> [TASK BRIEF]: Check each line of the records below and collect those holding "Casey".

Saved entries

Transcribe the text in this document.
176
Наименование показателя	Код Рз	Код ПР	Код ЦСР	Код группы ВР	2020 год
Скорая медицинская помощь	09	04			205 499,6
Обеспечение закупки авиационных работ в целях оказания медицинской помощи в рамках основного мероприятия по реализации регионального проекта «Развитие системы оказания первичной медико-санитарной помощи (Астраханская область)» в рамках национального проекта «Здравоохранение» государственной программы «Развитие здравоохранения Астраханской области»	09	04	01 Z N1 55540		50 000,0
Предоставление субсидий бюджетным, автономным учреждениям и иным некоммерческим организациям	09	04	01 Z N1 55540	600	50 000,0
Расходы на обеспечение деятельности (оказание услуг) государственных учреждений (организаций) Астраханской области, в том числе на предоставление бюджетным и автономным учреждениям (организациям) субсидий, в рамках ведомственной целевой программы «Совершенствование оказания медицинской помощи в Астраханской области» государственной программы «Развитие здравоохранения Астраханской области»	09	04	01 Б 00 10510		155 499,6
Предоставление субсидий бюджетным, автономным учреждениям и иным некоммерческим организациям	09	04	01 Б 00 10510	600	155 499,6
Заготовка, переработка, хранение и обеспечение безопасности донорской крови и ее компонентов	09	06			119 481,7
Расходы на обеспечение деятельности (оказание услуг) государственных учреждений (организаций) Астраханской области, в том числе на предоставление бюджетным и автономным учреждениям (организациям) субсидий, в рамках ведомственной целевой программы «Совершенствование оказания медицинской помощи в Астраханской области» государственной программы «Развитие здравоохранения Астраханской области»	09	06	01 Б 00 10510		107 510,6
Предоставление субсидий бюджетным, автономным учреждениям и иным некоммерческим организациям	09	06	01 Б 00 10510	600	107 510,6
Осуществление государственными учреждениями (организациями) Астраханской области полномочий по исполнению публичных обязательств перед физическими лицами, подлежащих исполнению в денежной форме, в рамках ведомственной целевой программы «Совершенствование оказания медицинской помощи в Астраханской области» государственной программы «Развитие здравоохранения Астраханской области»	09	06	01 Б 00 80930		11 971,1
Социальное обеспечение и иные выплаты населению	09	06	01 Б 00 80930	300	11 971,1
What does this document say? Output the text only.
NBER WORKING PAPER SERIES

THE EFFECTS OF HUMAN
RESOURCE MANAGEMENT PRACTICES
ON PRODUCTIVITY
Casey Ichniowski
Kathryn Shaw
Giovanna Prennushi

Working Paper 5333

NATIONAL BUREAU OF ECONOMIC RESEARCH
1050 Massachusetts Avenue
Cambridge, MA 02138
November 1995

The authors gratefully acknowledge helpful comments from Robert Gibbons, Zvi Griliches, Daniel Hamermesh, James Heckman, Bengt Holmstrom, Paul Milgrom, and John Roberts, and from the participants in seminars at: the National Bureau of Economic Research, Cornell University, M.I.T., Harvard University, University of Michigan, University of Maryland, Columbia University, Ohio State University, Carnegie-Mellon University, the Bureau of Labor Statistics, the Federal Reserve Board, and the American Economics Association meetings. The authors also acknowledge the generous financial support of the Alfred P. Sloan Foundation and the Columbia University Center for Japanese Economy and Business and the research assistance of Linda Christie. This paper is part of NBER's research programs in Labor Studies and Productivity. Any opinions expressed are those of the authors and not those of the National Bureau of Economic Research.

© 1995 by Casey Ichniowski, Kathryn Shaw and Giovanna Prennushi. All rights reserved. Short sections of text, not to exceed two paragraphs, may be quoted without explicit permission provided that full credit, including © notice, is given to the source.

> [RESULT OF THIS TASK]:
Casey Ichniowski
© 1995 by Casey Ichniowski, Kathryn Shaw and Giovanna Prennushi. All rights reserved. Short sections of text, not to exceed two paragraphs, may be quoted without explicit permission provided that full credit, including © notice, is given to the source.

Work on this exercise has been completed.